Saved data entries
------------
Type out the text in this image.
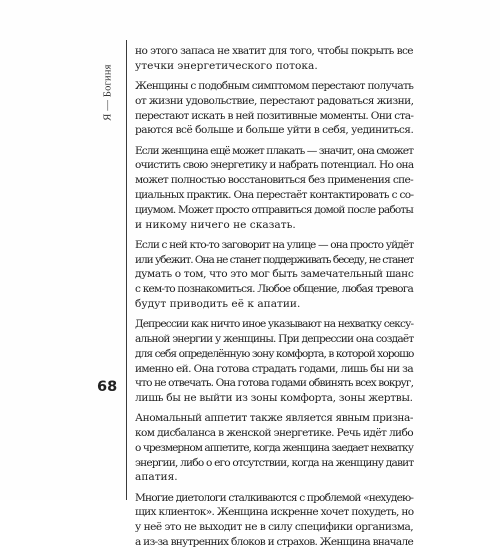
Я — Богиня
68

но этого запаса не хватит для того, чтобы покрыть все
утечки энергетического потока.

Женщины с подобным симптомом перестают получать
от жизни удовольствие, перестают радоваться жизни,
перестают искать в ней позитивные моменты. Они ста-
раются всё больше и больше уйти в себя, уединиться.

Если женщина ещё может плакать — значит, она сможет
очистить свою энергетику и набрать потенциал. Но она
может полностью восстановиться без применения спе-
циальных практик. Она перестаёт контактировать с со-
циумом. Может просто отправиться домой после работы
и никому ничего не сказать.

Если с ней кто-то заговорит на улице — она просто уйдёт
или убежит. Она не станет поддерживать беседу, не станет
думать о том, что это мог быть замечательный шанс
с кем-то познакомиться. Любое общение, любая тревога
будут приводить её к апатии.

Депрессии как ничто иное указывают на нехватку сексу-
альной энергии у женщины. При депрессии она создаёт
для себя определённую зону комфорта, в которой хорошо
именно ей. Она готова страдать годами, лишь бы ни за
что не отвечать. Она готова годами обвинять всех вокруг,
лишь бы не выйти из зоны комфорта, зоны жертвы.

Аномальный аппетит также является явным призна-
ком дисбаланса в женской энергетике. Речь идёт либо
о чрезмерном аппетите, когда женщина заедает нехватку
энергии, либо о его отсутствии, когда на женщину давит
апатия.

Многие диетологи сталкиваются с проблемой «нехудею-
щих клиенток». Женщина искренне хочет похудеть, но
у неё это не выходит не в силу специфики организма,
а из-за внутренних блоков и страхов. Женщина вначале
------------
**What the task requires**.
How many of the lines above hold "когда"? Answer with only the number.

**Solved problem**.
2